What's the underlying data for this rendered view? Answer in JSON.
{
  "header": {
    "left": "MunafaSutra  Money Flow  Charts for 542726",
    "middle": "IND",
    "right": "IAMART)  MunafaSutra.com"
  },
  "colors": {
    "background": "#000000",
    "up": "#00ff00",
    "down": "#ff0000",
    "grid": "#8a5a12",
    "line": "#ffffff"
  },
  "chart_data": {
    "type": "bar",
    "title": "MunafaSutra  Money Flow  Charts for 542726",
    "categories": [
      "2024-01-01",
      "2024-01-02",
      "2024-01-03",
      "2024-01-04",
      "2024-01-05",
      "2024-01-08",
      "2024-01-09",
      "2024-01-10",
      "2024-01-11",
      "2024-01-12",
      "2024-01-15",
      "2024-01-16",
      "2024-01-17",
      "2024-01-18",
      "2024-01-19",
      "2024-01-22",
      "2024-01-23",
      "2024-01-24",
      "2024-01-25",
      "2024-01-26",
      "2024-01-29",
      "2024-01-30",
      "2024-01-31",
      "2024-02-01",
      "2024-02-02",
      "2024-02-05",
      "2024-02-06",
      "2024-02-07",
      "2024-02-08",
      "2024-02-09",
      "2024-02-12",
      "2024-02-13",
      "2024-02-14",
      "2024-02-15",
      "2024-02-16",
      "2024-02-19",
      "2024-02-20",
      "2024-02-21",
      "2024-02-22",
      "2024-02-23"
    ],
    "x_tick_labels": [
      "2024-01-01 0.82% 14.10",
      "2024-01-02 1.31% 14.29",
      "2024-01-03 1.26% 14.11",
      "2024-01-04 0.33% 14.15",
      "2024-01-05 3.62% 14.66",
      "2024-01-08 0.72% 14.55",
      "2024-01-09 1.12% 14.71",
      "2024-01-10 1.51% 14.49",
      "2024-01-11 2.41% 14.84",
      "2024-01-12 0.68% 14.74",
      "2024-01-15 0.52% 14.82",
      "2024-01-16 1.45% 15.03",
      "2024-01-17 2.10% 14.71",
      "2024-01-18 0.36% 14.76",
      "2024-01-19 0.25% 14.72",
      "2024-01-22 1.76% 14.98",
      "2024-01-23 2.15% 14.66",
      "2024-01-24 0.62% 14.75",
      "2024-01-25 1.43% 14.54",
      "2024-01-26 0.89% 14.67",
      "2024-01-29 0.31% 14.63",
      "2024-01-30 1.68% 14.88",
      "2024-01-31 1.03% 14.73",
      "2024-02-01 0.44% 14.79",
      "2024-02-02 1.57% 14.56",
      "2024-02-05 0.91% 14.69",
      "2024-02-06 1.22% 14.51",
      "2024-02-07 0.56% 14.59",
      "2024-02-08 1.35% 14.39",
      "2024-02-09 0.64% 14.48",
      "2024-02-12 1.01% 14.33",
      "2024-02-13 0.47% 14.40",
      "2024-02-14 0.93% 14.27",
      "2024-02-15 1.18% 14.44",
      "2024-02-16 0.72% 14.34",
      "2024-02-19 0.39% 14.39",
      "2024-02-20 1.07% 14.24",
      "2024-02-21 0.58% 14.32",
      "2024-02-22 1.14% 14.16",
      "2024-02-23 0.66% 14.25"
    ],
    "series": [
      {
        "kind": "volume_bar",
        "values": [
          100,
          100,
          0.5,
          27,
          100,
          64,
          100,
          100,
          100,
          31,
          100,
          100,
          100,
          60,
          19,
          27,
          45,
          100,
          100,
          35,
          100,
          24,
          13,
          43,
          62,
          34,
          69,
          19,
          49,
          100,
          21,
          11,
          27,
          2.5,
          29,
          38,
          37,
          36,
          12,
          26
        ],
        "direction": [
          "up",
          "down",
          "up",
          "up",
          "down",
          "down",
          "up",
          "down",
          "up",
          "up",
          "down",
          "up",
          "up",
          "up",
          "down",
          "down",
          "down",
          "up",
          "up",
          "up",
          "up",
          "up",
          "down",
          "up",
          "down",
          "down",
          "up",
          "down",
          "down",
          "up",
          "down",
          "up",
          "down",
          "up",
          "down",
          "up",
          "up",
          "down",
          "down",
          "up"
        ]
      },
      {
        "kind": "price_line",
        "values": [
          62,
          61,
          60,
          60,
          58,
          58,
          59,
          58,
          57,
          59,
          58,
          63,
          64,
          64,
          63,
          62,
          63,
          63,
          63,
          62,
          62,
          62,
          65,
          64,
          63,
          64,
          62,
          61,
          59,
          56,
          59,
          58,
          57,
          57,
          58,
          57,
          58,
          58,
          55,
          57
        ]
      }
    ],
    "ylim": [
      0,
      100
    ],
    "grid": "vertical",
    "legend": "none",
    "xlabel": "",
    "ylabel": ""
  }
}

EXERCISE DETAILS >> List every line above that contains the word "Charts".

RESPONSE BELOW >>
    "left": "MunafaSutra  Money Flow  Charts for 542726",
    "title": "MunafaSutra  Money Flow  Charts for 542726",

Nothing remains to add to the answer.